Aim: Gather each line of the records where "yerini" appears.
▬▬▬▬▬▬▬▬▬▬
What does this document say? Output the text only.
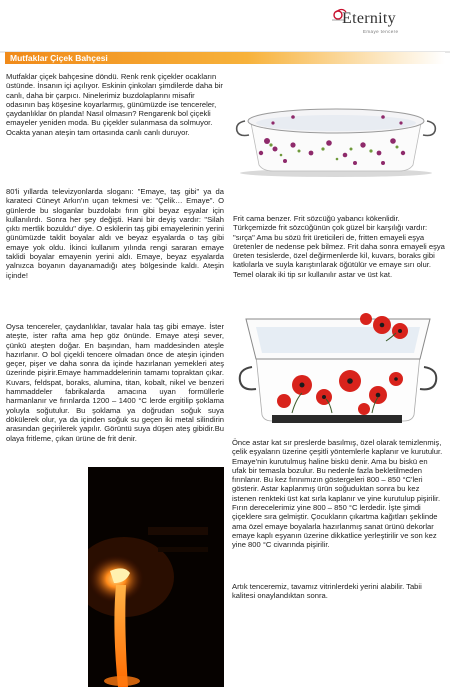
Eternity
Emaye tencere
Mutfaklar Çiçek Bahçesi

Mutfaklar çiçek bahçesine döndü. Renk renk çiçekler ocakların üstünde. İnsanın içi açılıyor. Eskinin çinkoları şimdilerde daha bir canlı, daha bir çarpıcı. Ninelerimiz buzdolaplarını misafir odasının baş köşesine koyarlarmış, günümüzde ise tencereler, çaydanlıklar ön planda! Nasıl olmasın? Rengarenk bol çiçekli emayeler yeniden moda. Bu çiçekler sulanmasa da solmuyor. Ocakta yanan ateşin tam ortasında canlı canlı duruyor.

80'li yıllarda televizyonlarda sloganı: "Emaye, taş gibi" ya da karateci Cüneyt Arkın'ın uçan tekmesi ve: "Çelik… Emaye". O günlerde bu sloganlar buzdolabı fırın gibi beyaz eşyalar için kullanılırdı. Sonra her şey değişti. Hani bir deyiş vardır: "Silah çıktı mertlik bozuldu" diye. O eskilerin taş gibi emayelerinin yerini günümüzde taklit boyalar aldı ve beyaz eşyalarda o taş gibi emaye yok oldu. İkinci kullanım yılında rengi sararan emaye taklidi boyalar emayenin yerini aldı. Emaye, beyaz eşyalarda yalnızca boyanın dayanamadığı ateş bölgesinde kaldı. Ateşin içinde!

Frit cama benzer. Frit sözcüğü yabancı kökenlidir. Türkçemizde frit sözcüğünün çok güzel bir karşılığı vardır: "sırça" Ama bu sözü frit üreticileri de, fritten emayeli eşya üretenler de nedense pek bilmez. Frit daha sonra emayeli eşya üreten tesislerde, özel değirmenlerde kil, kuvars, boraks gibi katkılarla ve suyla karıştırılarak öğütülür ve emaye sırı olur. Temel olarak iki tip sır kullanılır astar ve üst kat.

Oysa tencereler, çaydanlıklar, tavalar hala taş gibi emaye. İster ateşte, ister rafta ama hep göz önünde. Emaye ateşi sever, çünkü ateşten doğar. En başından, ham maddesinden ateşle hazırlanır. O bol çiçekli tencere olmadan önce de ateşin içinden geçer, pişer ve daha sonra da içinde hazırlanan yemekleri ateş üzerinde pişirir.Emaye hammaddelerinin tamamı topraktan çıkar. Kuvars, feldspat, boraks, alumina, titan, kobalt, nikel ve benzeri hammaddeler fabrikalarda amacına uyan formüllerle harmanlanır ve fırınlarda 1200 – 1400 °C lerde ergitilip şoklama yoluyla soğutulur. Bu şoklama ya doğrudan soğuk suya dökülerek olur, ya da içinden soğuk su geçen iki metal silindirin arasından geçirilerek yapılır. Görüntü suya düşen ateş gibidir.Bu olaya fritleme, çıkan ürüne de frit denir.	Önce astar kat sır preslerde basılmış, özel olarak temizlenmiş, çelik eşyaların üzerine çeşitli yöntemlerle kaplanır ve kurutulur. Emaye'nin kurutulmuş haline biskü denir. Ama bu biskü en ufak bir temasla bozulur. Bu nedenle fazla bekletilmeden fırınlanır. Bu kez fırınımızın göstergeleri 800 – 850 °C'leri gösterir. Astar kaplanmış ürün soğuduktan sonra bu kez istenen renkteki üst kat sırla kaplanır ve yine kurutulup pişirilir. Fırın derecelerimiz yine 800 – 850 °C lerdedir. İşte şimdi çiçeklere sıra gelmiştir. Çocukların çıkartma kağıtları şeklinde ama özel emaye boyalarla hazırlanmış sanat ürünü dekorlar emaye kaplı eşyanın üzerine dikkatlice yerleştirilir ve son kez yine 800 °C civarında pişirilir.

Artık tenceremiz, tavamız vitrinlerdeki yerini alabilir. Tabii kalitesi onaylandıktan sonra.
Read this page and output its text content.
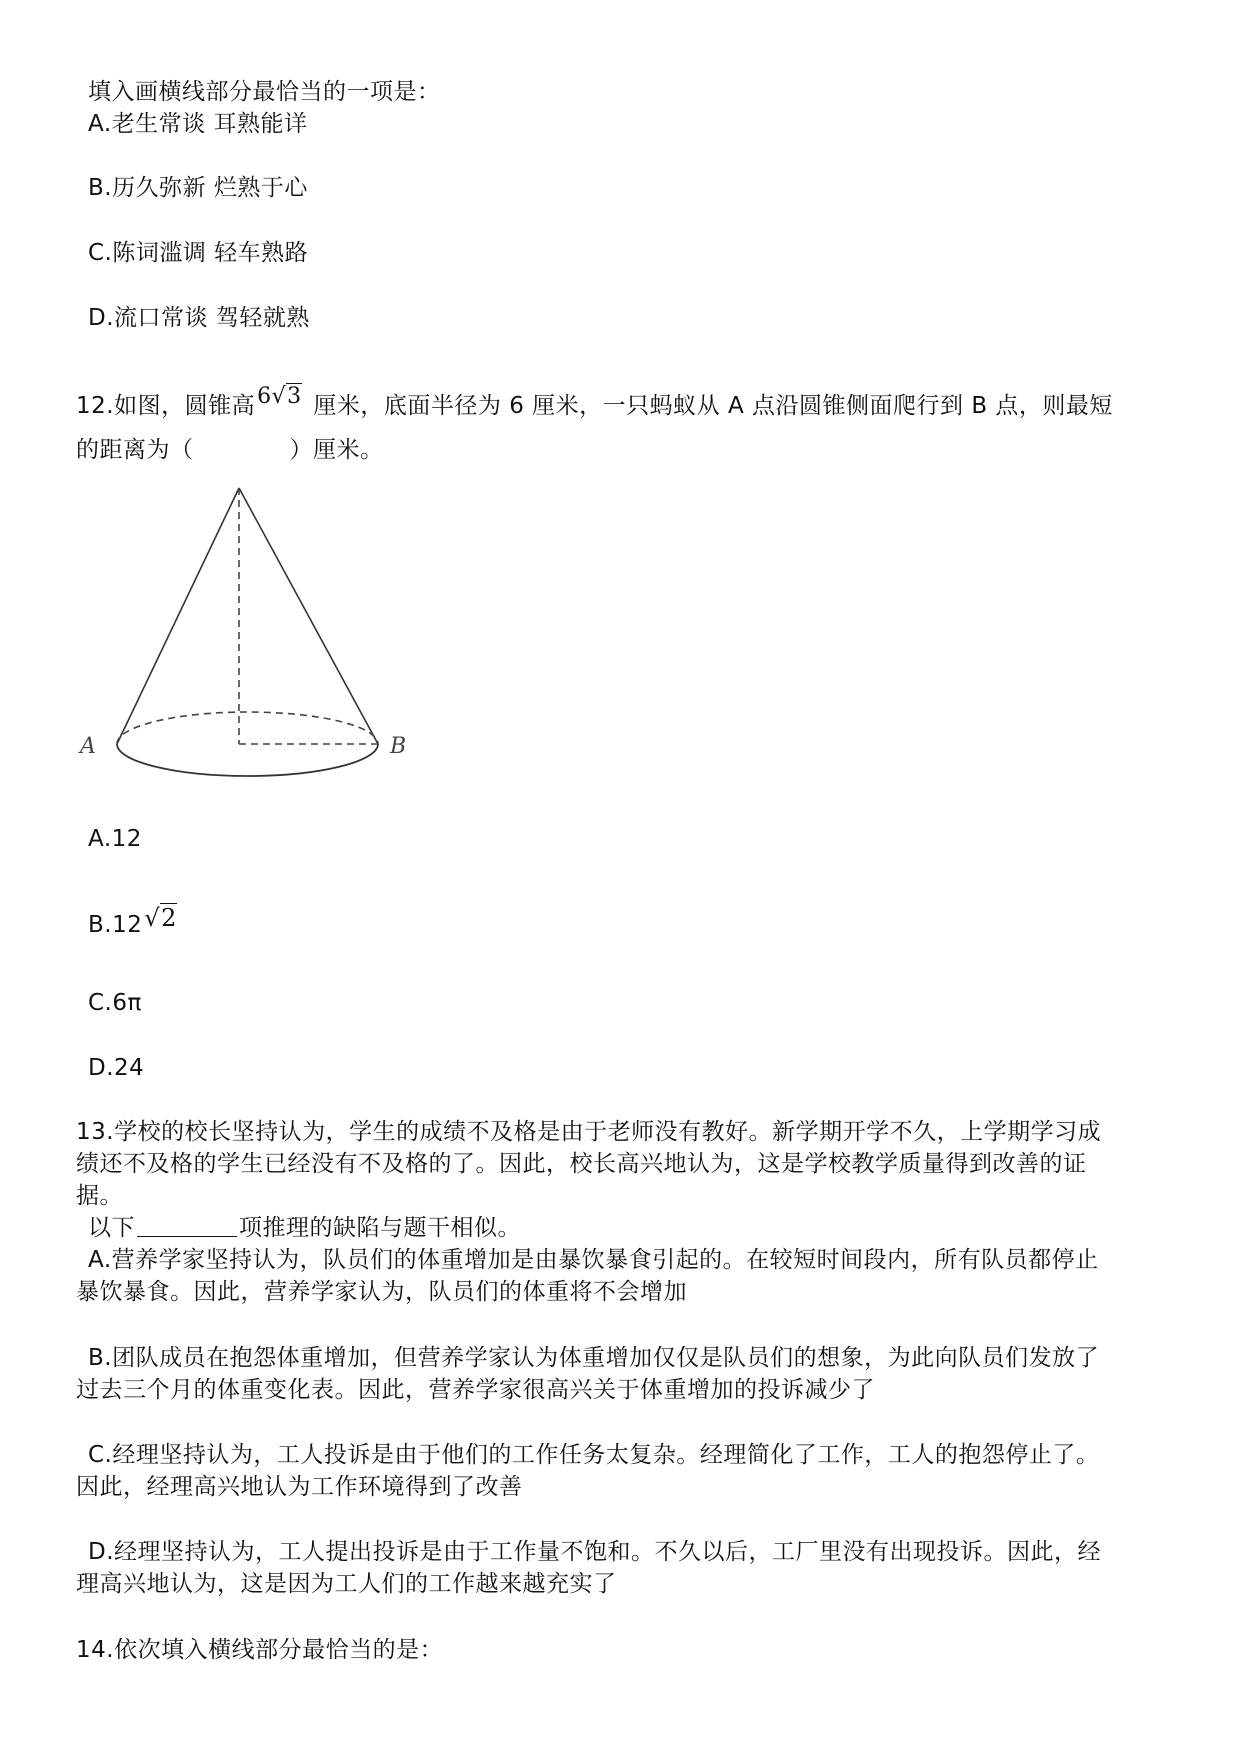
填入画横线部分最恰当的一项是：
A.老生常谈 耳熟能详
B.历久弥新 烂熟于心
C.陈词滥调 轻车熟路
D.流口常谈 驾轻就熟
12.如图，圆锥高6√3 厘米，底面半径为 6 厘米，一只蚂蚁从 A 点沿圆锥侧面爬行到 B 点，则最短
的距离为（	）厘米。
A	B
A.12
B.12√2
C.6π
D.24
13.学校的校长坚持认为，学生的成绩不及格是由于老师没有教好。新学期开学不久，上学期学习成
绩还不及格的学生已经没有不及格的了。因此，校长高兴地认为，这是学校教学质量得到改善的证
据。
以下	项推理的缺陷与题干相似。
A.营养学家坚持认为，队员们的体重增加是由暴饮暴食引起的。在较短时间段内，所有队员都停止
暴饮暴食。因此，营养学家认为，队员们的体重将不会增加
B.团队成员在抱怨体重增加，但营养学家认为体重增加仅仅是队员们的想象，为此向队员们发放了
过去三个月的体重变化表。因此，营养学家很高兴关于体重增加的投诉减少了
C.经理坚持认为，工人投诉是由于他们的工作任务太复杂。经理简化了工作，工人的抱怨停止了。
因此，经理高兴地认为工作环境得到了改善
D.经理坚持认为，工人提出投诉是由于工作量不饱和。不久以后，工厂里没有出现投诉。因此，经
理高兴地认为，这是因为工人们的工作越来越充实了
14.依次填入横线部分最恰当的是：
▬▬▬▬▬▬▬▬▬▬
Full response:
80'li yıllarda televizyonlarda sloganı: "Emaye, taş gibi" ya da karateci Cüneyt Arkın'ın uçan tekmesi ve: "Çelik… Emaye". O günlerde bu sloganlar buzdolabı fırın gibi beyaz eşyalar için kullanılırdı. Sonra her şey değişti. Hani bir deyiş vardır: "Silah çıktı mertlik bozuldu" diye. O eskilerin taş gibi emayelerinin yerini günümüzde taklit boyalar aldı ve beyaz eşyalarda o taş gibi emaye yok oldu. İkinci kullanım yılında rengi sararan emaye taklidi boyalar emayenin yerini aldı. Emaye, beyaz eşyalarda yalnızca boyanın dayanamadığı ateş bölgesinde kaldı. Ateşin içinde!
Artık tenceremiz, tavamız vitrinlerdeki yerini alabilir. Tabii kalitesi onaylandıktan sonra.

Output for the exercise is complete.